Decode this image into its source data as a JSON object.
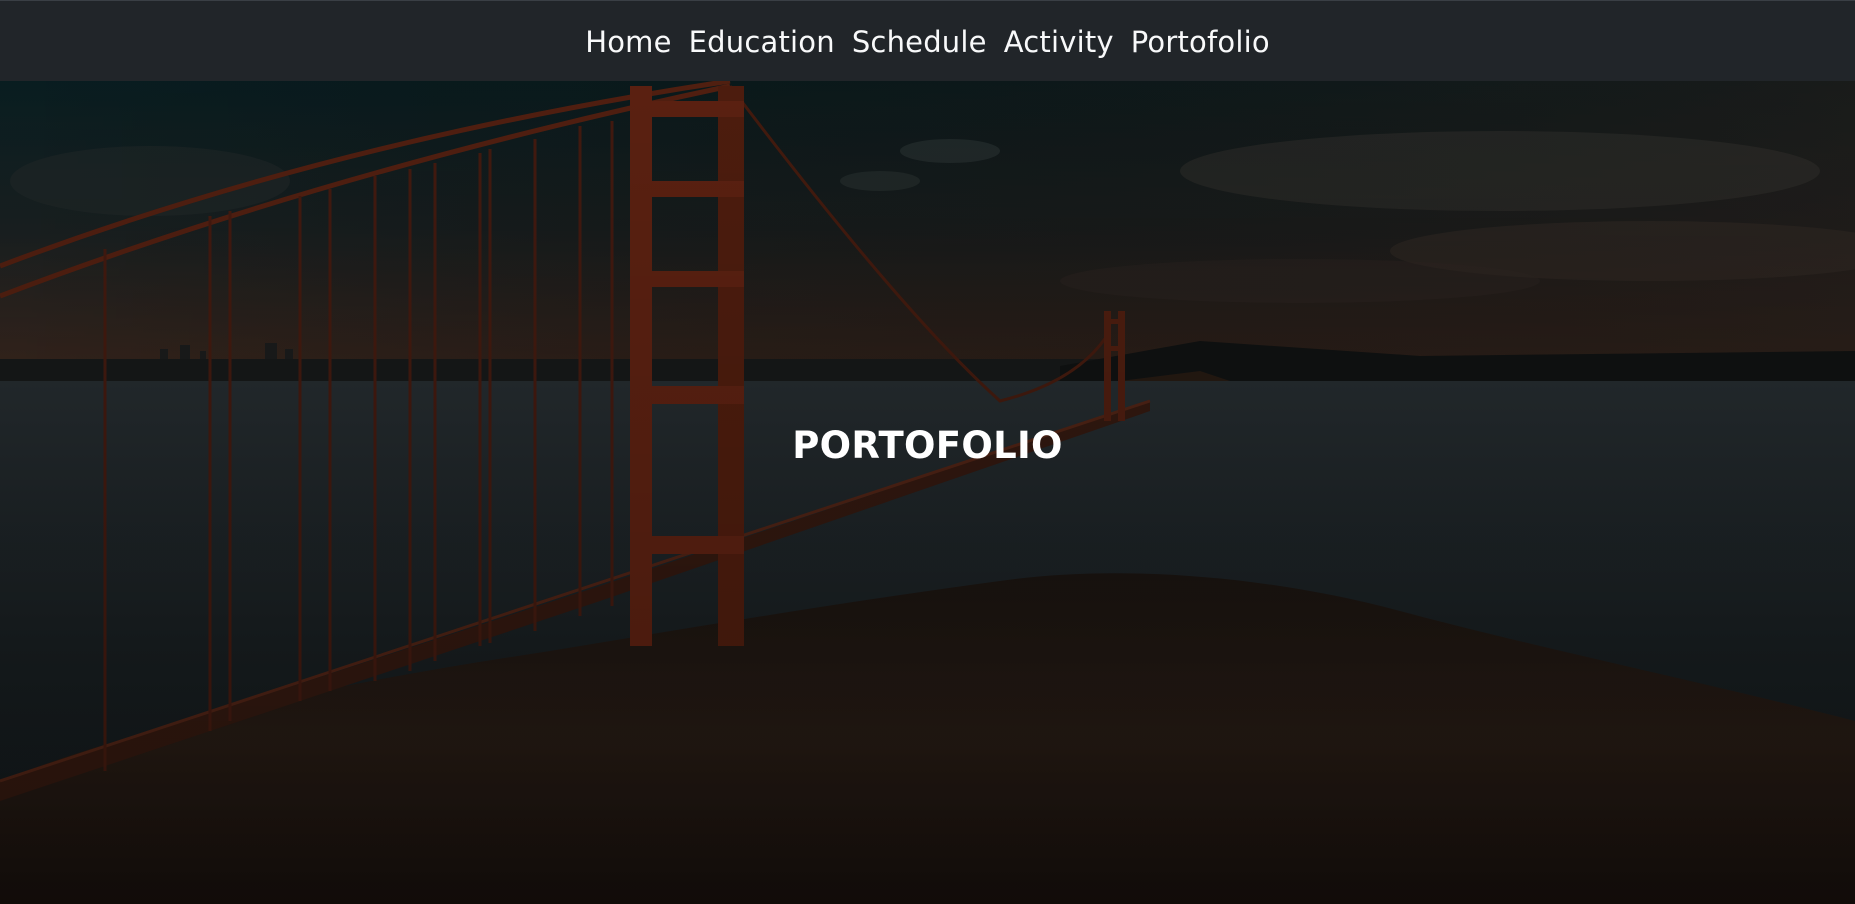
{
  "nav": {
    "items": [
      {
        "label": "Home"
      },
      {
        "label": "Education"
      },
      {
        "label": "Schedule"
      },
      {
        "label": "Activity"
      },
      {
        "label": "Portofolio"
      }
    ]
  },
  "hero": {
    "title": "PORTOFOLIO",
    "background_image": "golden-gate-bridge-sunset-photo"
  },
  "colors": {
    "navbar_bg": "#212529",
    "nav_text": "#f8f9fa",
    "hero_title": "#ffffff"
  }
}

__________________________________________________

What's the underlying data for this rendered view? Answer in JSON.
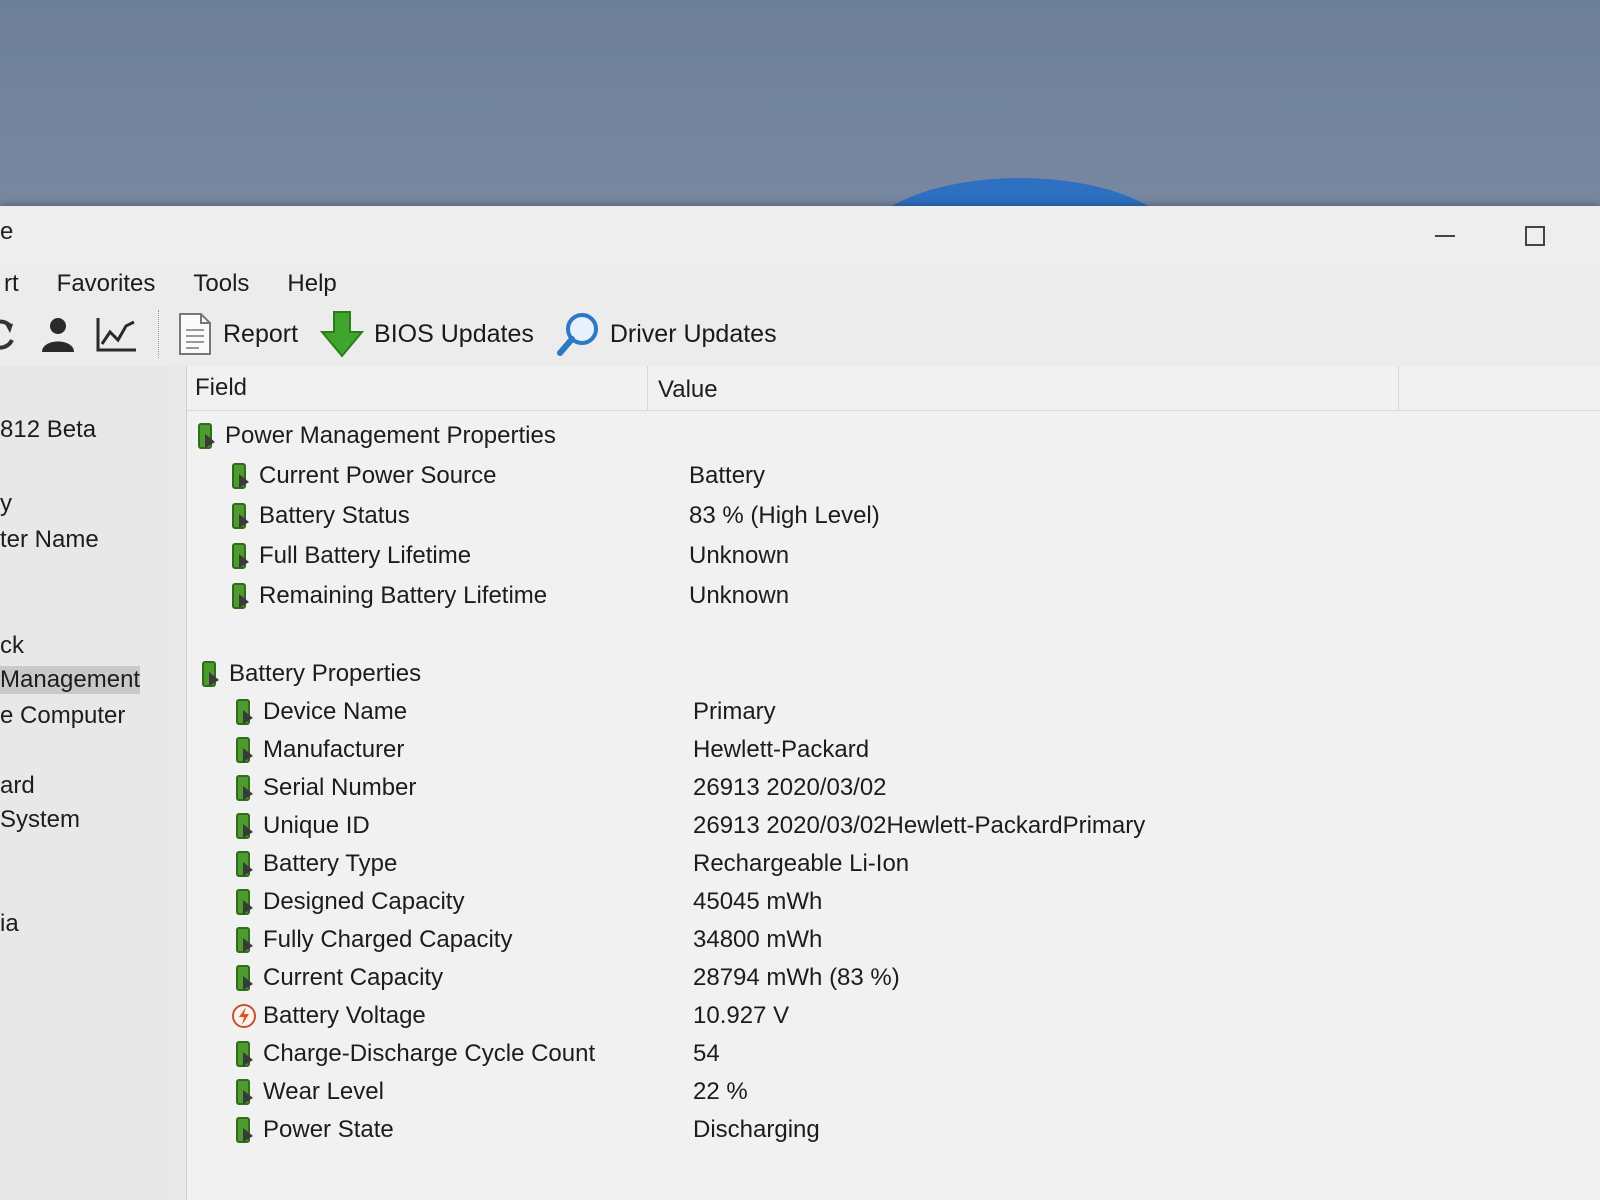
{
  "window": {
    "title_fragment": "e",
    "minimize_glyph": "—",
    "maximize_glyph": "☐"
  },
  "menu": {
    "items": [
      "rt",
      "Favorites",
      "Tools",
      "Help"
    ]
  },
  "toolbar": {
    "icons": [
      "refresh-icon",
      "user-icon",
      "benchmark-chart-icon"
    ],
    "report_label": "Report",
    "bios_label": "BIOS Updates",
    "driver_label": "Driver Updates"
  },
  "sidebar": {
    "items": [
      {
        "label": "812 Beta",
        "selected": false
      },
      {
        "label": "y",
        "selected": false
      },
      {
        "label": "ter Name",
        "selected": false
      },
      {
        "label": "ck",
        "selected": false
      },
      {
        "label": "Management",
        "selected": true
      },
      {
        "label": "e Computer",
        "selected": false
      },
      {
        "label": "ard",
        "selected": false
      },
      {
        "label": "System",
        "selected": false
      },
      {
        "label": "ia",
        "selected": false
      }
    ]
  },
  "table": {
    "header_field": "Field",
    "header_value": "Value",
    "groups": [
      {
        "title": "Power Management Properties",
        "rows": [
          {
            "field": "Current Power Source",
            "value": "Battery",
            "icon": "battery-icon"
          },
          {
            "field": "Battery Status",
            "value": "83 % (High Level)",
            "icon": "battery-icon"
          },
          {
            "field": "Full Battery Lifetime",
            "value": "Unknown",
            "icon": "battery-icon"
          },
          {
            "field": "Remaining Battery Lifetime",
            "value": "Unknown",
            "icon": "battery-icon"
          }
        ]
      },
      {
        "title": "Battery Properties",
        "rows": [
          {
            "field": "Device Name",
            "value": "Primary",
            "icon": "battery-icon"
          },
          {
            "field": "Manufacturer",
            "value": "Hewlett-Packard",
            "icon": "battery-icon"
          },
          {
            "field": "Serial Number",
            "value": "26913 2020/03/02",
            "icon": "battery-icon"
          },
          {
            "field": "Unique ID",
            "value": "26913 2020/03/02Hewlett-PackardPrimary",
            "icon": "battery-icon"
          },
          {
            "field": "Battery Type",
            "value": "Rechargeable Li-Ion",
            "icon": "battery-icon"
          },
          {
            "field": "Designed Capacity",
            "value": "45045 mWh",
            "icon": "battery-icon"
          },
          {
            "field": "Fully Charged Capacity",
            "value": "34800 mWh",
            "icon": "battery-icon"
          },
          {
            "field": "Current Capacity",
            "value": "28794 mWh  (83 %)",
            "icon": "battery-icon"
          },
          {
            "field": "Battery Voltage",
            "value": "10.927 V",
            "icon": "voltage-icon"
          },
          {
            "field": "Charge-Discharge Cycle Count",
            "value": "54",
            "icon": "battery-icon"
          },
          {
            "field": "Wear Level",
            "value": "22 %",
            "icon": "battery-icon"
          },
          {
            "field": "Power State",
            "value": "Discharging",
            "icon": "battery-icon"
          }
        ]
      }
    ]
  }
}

__________________________________________________

Problem description - Pull every line containing "Level" out of the data above.

Task response -
            "value": "83 % (High Level)",
            "field": "Wear Level",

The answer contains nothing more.